=== BRIEF ===
Tally the lines that contain the string "Makita" and give the number by itself.

## start

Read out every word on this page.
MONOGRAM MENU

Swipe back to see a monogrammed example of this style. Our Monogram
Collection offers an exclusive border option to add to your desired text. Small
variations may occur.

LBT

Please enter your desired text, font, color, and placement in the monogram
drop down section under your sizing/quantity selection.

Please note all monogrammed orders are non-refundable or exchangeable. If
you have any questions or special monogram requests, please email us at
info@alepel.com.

## end
## start

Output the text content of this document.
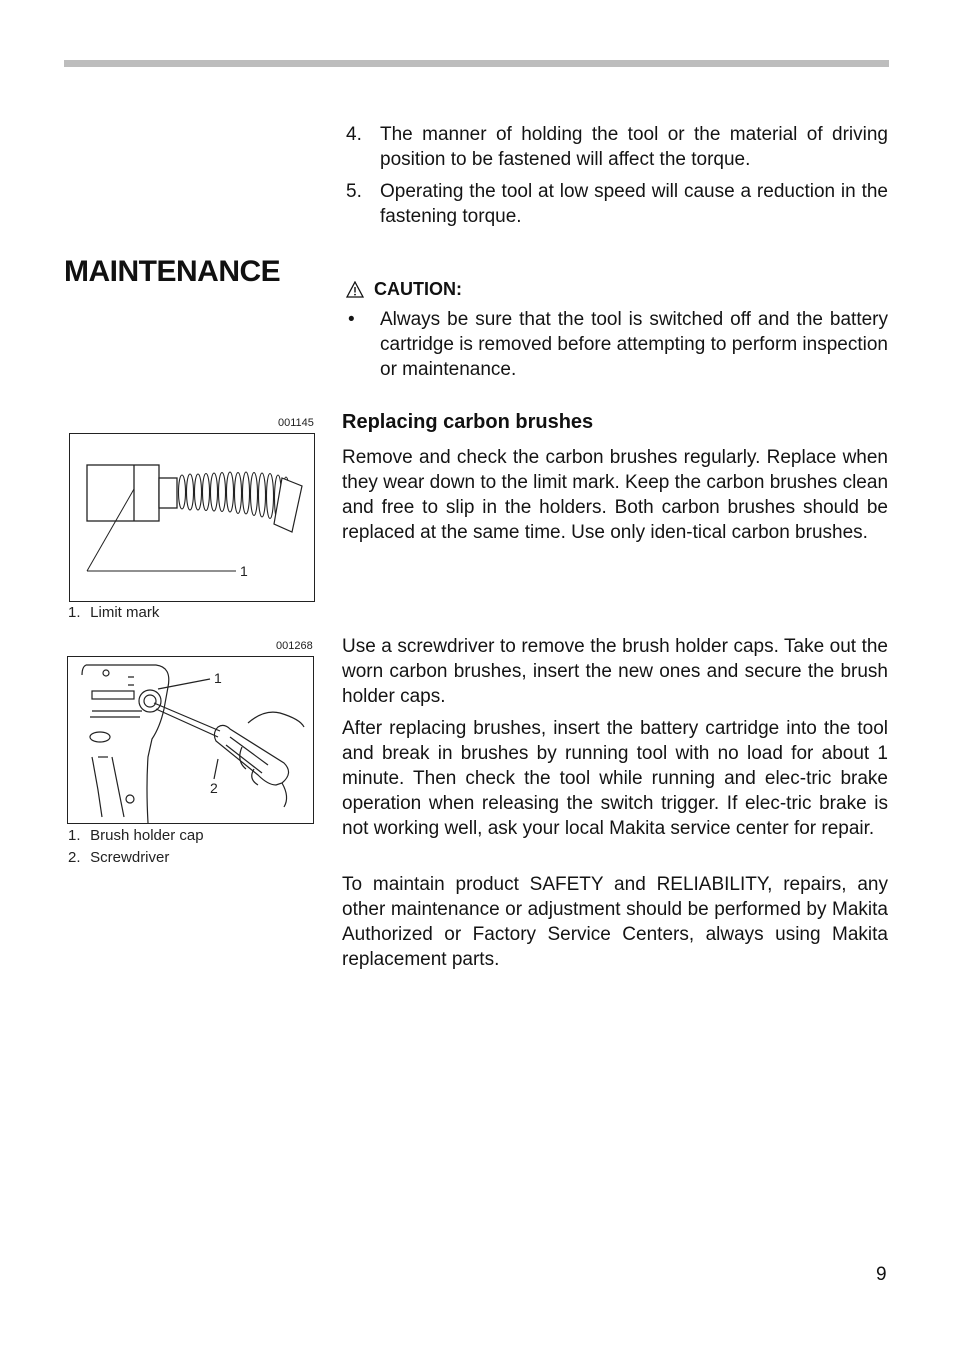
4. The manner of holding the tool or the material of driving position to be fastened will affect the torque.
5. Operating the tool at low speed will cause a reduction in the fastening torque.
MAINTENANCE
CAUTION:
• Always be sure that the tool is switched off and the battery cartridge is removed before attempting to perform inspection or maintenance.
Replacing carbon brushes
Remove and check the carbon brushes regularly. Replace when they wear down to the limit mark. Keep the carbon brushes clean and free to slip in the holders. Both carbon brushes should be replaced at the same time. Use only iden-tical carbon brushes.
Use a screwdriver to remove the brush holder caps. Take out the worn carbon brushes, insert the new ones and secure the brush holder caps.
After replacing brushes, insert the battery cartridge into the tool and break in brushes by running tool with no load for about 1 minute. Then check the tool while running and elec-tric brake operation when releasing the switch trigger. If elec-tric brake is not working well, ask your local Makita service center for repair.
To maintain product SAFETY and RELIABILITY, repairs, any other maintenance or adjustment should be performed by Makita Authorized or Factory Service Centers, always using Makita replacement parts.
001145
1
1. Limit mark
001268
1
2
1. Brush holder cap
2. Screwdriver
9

## end

=== FINISHED TASK ===
2